(Source records)
•••••

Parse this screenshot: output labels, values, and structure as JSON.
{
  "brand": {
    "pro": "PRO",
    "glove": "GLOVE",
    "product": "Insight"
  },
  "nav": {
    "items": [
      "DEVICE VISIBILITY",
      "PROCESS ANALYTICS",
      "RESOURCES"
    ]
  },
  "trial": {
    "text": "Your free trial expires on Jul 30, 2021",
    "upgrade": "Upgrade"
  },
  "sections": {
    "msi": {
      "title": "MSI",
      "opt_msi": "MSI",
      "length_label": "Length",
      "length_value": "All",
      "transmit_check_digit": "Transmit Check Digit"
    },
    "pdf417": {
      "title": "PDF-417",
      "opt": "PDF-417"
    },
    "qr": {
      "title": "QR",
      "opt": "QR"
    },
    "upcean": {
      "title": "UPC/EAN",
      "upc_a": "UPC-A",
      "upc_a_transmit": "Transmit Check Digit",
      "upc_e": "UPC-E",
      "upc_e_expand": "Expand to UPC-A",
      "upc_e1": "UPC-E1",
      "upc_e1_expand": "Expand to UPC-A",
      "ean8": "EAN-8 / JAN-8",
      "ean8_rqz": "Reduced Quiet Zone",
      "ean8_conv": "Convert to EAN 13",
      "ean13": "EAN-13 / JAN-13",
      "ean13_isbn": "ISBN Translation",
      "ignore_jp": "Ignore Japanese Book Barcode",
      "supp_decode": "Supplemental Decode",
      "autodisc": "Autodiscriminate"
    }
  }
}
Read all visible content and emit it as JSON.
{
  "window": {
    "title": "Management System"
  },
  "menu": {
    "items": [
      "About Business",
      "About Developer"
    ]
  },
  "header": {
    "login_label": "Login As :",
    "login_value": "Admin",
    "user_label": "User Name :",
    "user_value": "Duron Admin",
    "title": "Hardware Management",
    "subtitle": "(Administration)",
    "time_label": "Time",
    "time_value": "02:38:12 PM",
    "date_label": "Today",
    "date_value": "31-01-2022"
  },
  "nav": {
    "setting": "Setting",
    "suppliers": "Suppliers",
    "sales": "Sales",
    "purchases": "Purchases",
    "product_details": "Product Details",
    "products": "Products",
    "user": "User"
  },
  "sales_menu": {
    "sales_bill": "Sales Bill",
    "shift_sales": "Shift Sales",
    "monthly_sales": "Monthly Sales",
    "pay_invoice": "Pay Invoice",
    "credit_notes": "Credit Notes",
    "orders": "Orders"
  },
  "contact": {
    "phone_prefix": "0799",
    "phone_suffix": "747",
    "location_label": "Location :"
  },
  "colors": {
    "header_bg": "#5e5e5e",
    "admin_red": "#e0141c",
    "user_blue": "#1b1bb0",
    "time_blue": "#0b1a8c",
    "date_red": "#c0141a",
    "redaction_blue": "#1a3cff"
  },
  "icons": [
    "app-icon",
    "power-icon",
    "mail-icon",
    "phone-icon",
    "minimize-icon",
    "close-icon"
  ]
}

•••••

- TO DO -
From the entries above, select each line containing the string "Expand".

- WRITTEN ANSWER -
      "upc_e_expand": "Expand to UPC-A",
      "upc_e1_expand": "Expand to UPC-A",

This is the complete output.